Your objective:
Repeat all of the material exactly as given.

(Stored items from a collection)
========================================================================
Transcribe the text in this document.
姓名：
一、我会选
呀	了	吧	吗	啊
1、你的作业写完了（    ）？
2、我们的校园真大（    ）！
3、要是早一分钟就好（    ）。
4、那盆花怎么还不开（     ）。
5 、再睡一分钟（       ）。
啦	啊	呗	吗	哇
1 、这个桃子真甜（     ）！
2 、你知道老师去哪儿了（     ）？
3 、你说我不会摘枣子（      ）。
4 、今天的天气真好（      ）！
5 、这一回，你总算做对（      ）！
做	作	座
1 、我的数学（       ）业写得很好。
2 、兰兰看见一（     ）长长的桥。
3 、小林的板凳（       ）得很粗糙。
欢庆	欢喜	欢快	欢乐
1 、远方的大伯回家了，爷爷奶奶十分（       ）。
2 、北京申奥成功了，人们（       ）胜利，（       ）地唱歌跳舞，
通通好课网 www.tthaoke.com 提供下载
========================================================================
Correct output:
Transcribe the text in this document.
姓名：
一、我会选
呀	了	吧	吗	啊
1、你的作业写完了（    ）？
2、我们的校园真大（    ）！
3、要是早一分钟就好（    ）。
4、那盆花怎么还不开（     ）。
5 、再睡一分钟（       ）。
啦	啊	呗	吗	哇
1 、这个桃子真甜（     ）！
2 、你知道老师去哪儿了（     ）？
3 、你说我不会摘枣子（      ）。
4 、今天的天气真好（      ）！
5 、这一回，你总算做对（      ）！
做	作	座
1 、我的数学（       ）业写得很好。
2 、兰兰看见一（     ）长长的桥。
3 、小林的板凳（       ）得很粗糙。
欢庆	欢喜	欢快	欢乐
1 、远方的大伯回家了，爷爷奶奶十分（       ）。
2 、北京申奥成功了，人们（       ）胜利，（       ）地唱歌跳舞，
通通好课网 www.tthaoke.com 提供下载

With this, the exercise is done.